### DOCUMENT SECTION
"""

20. The system of claim 15, the ecc writer to:
determine that the accumulation buffer includes a second secondary ecc write corresponding to a fourth data block having a second secondary ecc portion spread across the at least one die belonging to the plurality of die; and
performing the first and second secondary ecc writes.

In some memory modules each cache line of stored data may be accompanied with an error correction code (ECC) in order to provide a capability to recognize, and correct errors in some of the stored bits such that good data may be consistently provided to an accessing system.

The following detailed description references the drawings, wherein:

FIG. 1A is a block diagram of an example memory module;

FIG. 1B is another block diagram of an example memory module;

FIG. 2 is a flowchart of an method for performing ECC writes using an accumulation buffer;

FIG. 3 is a flowchart of another example method for performing ECC writes using an accumulation buffer;

FIG. 4 is a block diagram of an example system for error correction code in memory;

FIG. 5 is a flowchart of an example method for performing ECC writes; and

FIG. 6 is a block diagram of another example system for error correction code in memory.

The systems and methods describe herein may allow for a memory module capable of supporting data and ECC organized across parallel accessed memory die, augmented by additional ECC. ECC memory refers to memory containing additional data providing an error correction code that is used for detecting and correcting internal data corruption. ECC memory may be used to store data values, such as an error correction code word and/or a portion of a code word that can be compared to other data values to detect and/or correct data corruption. For example, electrical or magnetic interference may cause single bit of memory to flip to an incorrect state (i.e. from a “0” state to a “1” state, or vice versa).

In the case that the ECC data correction logic cannot determine the correct data from the ECC, the additional ECC may be read to allow correction of more bit errors such that a higher overall data reliability is achieved. In this way memory read performance may not be significantly impacted by additional ECC other than in the rare case that the extra ECC is required to determine the correct data.

With this mechanism, a memory module may modally support a baseline memory quality achieving higher capacities and performance attributes or a lower quality (i.e. higher BER or bit error rate) memory with a modest impact to capacity, performance and power consumption, or a higher memory reliability with a baseline memory quality. This approach provides both flexibility to offer different product options as well as program resiliency to utilize higher BER memory die before memory technology has matured sufficiently to supply higher quality (lower BER) parts.

A system for error correction code in memory may comprise a plurality of memory dies (sometimes referred to as “chips”), wherein a plurality of data blocks are spread across the plurality of memory dies. The system may also comprise a first region of memory allocated for primary error correcting code (ECC) spread across a first subset of at least one memory die belonging to the plurality of memory die, wherein a portion of the primary ECC is allocated to each data block, and a second region of memory allocated for secondary ECC spread across a second subset of at least one memory die included in the plurality of memory die. The system may also comprise a memory controller configured to determine that an error within the first data block cannot be corrected using a first portion of the primary ECC allocated to the first data block, access the second region allocated for secondary ECC stored on the at least one memory die belonging to the plurality of memory die, wherein the first region allocated for primary ECC is separate from the second region and attempt to correct the error using the primary and secondary ECC.

"""

### EXTRACTED ENTRIES
"""

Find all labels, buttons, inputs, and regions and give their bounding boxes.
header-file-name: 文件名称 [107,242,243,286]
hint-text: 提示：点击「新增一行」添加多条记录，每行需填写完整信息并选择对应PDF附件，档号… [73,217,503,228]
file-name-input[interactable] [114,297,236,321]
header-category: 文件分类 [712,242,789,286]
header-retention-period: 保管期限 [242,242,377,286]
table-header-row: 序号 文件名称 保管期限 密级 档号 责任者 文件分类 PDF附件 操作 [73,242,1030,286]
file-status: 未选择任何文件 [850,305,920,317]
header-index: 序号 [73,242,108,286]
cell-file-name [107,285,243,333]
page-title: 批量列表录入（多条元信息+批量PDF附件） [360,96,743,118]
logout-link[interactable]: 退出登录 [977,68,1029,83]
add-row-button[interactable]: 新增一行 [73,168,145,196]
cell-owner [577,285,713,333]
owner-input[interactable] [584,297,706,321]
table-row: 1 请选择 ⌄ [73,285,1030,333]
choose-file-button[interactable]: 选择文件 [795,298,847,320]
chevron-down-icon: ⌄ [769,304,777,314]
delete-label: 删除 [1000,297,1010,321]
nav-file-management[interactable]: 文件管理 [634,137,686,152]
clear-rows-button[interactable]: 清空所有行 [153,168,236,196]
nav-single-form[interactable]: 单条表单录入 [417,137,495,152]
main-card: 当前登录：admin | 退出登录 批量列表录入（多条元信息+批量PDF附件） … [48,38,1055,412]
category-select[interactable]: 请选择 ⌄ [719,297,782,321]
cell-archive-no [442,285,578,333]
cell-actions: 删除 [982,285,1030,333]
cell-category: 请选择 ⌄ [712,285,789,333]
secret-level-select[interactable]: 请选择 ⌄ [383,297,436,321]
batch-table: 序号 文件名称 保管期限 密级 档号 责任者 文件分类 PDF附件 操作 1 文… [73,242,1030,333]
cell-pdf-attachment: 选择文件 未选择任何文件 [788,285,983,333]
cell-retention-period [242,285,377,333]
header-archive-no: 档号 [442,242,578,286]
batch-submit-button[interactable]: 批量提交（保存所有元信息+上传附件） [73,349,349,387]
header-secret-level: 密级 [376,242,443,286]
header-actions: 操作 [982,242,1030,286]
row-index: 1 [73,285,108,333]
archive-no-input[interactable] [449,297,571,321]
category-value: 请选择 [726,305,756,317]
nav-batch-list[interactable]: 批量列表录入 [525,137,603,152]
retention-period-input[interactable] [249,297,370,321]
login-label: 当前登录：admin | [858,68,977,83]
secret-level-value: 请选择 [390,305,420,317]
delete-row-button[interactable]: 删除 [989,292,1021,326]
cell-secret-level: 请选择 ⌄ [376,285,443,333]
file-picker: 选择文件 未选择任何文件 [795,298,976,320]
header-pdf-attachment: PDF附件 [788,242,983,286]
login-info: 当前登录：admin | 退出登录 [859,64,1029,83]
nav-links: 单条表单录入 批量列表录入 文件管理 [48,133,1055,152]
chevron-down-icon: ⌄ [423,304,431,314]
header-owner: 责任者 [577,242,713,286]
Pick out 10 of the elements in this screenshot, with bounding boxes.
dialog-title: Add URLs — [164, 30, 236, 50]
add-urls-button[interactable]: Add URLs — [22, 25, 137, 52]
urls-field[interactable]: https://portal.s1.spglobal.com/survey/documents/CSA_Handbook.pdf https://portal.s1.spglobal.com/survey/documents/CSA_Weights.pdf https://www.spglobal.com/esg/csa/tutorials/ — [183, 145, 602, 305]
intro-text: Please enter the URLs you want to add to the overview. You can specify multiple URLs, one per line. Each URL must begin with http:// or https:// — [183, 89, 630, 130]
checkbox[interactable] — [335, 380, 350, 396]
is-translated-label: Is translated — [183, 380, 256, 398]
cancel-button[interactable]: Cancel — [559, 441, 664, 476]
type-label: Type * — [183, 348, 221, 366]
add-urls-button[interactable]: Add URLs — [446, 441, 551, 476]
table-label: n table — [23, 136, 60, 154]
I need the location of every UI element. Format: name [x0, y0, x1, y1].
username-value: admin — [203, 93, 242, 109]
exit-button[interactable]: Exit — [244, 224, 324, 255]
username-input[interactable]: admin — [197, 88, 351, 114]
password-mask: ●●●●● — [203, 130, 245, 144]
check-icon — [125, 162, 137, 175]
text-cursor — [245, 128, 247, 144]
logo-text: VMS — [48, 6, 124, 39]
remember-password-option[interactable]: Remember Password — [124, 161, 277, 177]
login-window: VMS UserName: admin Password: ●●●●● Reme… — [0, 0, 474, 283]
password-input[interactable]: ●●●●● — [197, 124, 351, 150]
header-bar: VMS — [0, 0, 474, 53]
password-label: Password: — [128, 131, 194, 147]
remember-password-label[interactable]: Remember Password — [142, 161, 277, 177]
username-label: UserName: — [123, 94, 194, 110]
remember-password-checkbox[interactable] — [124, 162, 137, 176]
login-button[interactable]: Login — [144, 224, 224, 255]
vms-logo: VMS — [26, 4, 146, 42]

"""

### PROBLEMS
**a)** Check each statement against the error correction code text and answer yes or no, quoting the words of the text that decide it.
(i) The additional ECC may be read when the ECC data correction logic cannot determine the correct data from the ECC.
(ii) The region allocated for primary ECC is the same region allocated for secondary ECC.
(iii) Memory dies are sometimes called "chips."
**b)** According to the error correction code text, what may cause a single bit of memory to flip to an incorrect state?
**c)** Pick up the error correction code text at the end of its last sentence and continue it.

### RESULTS BY TASK
**a)**
(i) Yes: "In the case that the ECC data correction logic cannot determine the correct data from the ECC, the additional ECC may be read"
(ii) No: "wherein the first region allocated for primary ECC is separate from the second region"
(iii) Yes: "a plurality of memory dies (sometimes referred to as “chips”)"

**b)** Electrical or magnetic interference.

**c)**
FIG. 1A is a block diagram of an example memory module 100. The memory module may be, for example, a dual in-line memory module (DIMM). Memory module 100 may include a plurality of dies including first die 102, second die 104, third die 106, fourth die 108, fifth die 110, sixth die 112, seventh die 114, eighth die 116, ninth die 118 and tenth die 120. Although the example memory module 100 illustrated in FIG. 1 includes ten dies, other number of dies may be used in memory modules consistent with the present disclosure. Each die may provide 8 bytes each. Access to the 10 memory die may be achieved by 5 electrically independent interfaces (not pictured) each accessing 2 memory die. Although the memory module 100 has one rank, this is for the sake of illustration and multiple ranks of memory dies may be provided on the memory module to achieve memory capacities greater than that which can be provided by 1 rank of 10 die. In these aspects, the primary ECC and/or secondary ECC may be spread across dies and across the different ranks.

A plurality of data blocks may be spread across the plurality of dies, such that a portion of each data block is on each die. In the example memory module 100 illustrated in FIG. 1, twelve data blocks 120, 122, 124, 126, 128, 130, 132, 134,136, 138, 140 and 142 are spread across the plurality of dies. As illustrated in FIG. 1, each data block is spread across the ten die and thus each data block may have ten portions. Each data block may be a total of 80 bytes and each portion may be 8 bytes. Of course, other numbers of data blocks may be used consistent with the present disclosure.

Some, or all, of the portions of first die 102, second die 104, third die 106, fourth die 108, fifth die 110, sixth die 112, seventh die 114 and eight die 116 may be allocated for normal data usage. For example, in FIG. 1, 8 portions (corresponding to the first die 102-eighth die 116) may be allocated for normal data usage. As illustrated by key 144, the portion of the die allocated for normal data usage in FIG. 1 is indicated by a first pattern 145. A portion of ninth die 118 and a portion of tenth die 120 corresponding to each data block may be allocated for primary Error Correcting Code (ECC) memory. For example, In FIG. 1 the first data block 120 through the tenth data block 138 may have 2 portions for primary ECC. In some aspects, such as the one illustrated in FIG. 1, ninth die 118 and tenth die 120 may not have any blocks allocated for normal data usage.

As illustrated by key 144, the portion of the die allocated for primary ECC in FIG. 1 is indicated by a second pattern 146. Accordingly, FIG. 1 illustrates a memory module with a primary configuration that provides 64 bytes of data for normal data usage and 16 bytes of data for primary ECC resulting in an 80 byte data block spread across the 10 die. This primary configuration may be referred to as an 8+2 configuration. Under certain circumstances, such as for memory die achieving a preferred lower bit error rate (BER), the primary ECC may deliver sufficient memory module reliability for most application cases.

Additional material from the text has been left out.